_WORK REQUIRED_: What is the number of lines containing the word "можно"? Please answer with that number and nothing more.

* * *

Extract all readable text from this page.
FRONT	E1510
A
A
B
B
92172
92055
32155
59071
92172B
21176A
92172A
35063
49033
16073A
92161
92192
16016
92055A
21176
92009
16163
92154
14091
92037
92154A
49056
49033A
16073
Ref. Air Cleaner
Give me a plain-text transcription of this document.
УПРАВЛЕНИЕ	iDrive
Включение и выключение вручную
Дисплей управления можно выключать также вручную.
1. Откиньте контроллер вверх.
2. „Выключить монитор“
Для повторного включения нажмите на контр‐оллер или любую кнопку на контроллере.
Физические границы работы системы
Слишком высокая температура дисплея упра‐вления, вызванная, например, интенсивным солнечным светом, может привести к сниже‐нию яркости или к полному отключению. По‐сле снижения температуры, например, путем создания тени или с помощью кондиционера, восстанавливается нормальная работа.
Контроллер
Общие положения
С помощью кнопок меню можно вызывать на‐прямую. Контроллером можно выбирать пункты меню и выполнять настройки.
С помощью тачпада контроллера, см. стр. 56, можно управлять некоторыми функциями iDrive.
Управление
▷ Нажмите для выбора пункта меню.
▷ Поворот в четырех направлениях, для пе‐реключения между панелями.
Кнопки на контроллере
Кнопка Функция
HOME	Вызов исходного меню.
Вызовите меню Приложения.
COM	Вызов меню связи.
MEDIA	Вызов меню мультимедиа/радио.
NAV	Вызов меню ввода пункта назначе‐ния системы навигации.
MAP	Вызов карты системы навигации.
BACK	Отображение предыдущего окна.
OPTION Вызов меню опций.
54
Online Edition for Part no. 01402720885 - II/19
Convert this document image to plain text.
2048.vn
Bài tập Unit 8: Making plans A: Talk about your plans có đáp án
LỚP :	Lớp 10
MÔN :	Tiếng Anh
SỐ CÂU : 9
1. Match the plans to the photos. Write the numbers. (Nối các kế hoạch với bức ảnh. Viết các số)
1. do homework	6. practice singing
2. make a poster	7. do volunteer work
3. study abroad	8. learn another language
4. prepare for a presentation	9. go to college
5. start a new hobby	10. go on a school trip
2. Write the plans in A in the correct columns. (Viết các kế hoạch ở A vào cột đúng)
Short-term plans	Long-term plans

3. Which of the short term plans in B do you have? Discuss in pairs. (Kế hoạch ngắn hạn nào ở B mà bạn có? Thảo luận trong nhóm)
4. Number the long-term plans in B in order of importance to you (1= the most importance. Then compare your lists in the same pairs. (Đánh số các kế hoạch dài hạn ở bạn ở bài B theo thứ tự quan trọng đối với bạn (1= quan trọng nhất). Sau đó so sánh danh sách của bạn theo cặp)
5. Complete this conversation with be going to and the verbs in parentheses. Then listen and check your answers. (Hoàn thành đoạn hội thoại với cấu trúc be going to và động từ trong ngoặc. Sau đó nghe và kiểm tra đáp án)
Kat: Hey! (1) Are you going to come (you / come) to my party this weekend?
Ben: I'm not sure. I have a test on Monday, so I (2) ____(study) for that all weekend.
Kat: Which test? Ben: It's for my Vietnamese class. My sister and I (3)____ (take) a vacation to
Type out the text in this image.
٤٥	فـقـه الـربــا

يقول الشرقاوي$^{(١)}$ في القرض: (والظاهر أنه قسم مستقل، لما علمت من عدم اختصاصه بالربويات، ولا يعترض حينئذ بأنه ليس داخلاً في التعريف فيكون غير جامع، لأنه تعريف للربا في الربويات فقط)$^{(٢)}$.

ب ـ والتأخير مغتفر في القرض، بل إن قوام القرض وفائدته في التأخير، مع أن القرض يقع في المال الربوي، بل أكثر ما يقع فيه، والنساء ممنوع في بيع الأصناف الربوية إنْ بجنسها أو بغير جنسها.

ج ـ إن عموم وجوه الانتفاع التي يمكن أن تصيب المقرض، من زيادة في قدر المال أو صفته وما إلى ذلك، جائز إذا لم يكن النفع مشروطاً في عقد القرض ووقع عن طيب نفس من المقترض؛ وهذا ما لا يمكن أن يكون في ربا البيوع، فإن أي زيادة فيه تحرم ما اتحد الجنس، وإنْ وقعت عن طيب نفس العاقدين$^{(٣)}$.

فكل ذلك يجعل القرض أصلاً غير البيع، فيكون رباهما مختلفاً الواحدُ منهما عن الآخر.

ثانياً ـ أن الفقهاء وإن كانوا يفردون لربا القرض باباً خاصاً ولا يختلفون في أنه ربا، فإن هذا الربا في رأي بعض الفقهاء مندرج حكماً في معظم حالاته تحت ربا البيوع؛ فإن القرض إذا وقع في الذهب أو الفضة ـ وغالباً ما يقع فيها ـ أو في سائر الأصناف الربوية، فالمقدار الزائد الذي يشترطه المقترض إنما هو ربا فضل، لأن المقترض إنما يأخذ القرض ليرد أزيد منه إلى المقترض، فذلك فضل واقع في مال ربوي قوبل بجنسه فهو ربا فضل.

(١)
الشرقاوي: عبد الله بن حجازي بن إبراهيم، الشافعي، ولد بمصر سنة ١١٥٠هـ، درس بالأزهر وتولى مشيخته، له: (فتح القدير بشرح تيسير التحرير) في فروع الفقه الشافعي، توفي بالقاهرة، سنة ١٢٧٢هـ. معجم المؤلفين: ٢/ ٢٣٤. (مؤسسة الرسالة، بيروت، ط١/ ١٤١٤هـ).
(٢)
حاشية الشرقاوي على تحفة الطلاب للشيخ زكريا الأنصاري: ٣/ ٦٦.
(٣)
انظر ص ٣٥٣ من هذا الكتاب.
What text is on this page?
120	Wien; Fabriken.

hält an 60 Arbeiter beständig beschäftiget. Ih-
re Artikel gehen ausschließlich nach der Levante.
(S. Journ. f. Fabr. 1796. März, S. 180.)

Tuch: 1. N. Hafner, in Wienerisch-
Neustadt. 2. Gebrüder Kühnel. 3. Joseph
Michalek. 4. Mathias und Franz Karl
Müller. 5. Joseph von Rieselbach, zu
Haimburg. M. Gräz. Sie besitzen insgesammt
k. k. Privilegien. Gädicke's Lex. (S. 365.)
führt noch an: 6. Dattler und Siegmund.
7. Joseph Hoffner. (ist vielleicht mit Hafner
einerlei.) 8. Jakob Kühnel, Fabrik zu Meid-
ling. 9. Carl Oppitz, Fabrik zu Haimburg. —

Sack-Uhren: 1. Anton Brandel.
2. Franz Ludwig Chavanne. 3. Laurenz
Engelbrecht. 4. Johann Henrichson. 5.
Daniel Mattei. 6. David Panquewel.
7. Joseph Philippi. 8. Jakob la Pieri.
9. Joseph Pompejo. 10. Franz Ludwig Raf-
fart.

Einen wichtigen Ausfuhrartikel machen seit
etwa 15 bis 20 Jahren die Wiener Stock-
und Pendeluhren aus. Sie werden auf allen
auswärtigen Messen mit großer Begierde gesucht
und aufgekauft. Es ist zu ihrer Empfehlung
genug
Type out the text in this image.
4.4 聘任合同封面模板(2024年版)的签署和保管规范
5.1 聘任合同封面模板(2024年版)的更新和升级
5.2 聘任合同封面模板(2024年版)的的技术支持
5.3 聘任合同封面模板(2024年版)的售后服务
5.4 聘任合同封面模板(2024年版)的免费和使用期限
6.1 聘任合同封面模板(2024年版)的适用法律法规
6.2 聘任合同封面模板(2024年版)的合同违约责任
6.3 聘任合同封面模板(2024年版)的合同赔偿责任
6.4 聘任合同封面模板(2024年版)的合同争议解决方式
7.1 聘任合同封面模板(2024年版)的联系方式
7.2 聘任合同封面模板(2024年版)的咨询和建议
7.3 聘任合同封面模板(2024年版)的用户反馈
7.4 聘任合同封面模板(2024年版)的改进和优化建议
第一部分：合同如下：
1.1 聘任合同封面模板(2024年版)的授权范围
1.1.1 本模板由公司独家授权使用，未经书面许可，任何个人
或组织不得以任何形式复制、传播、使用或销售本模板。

* * *

_WRITTEN SOLUTION_: 3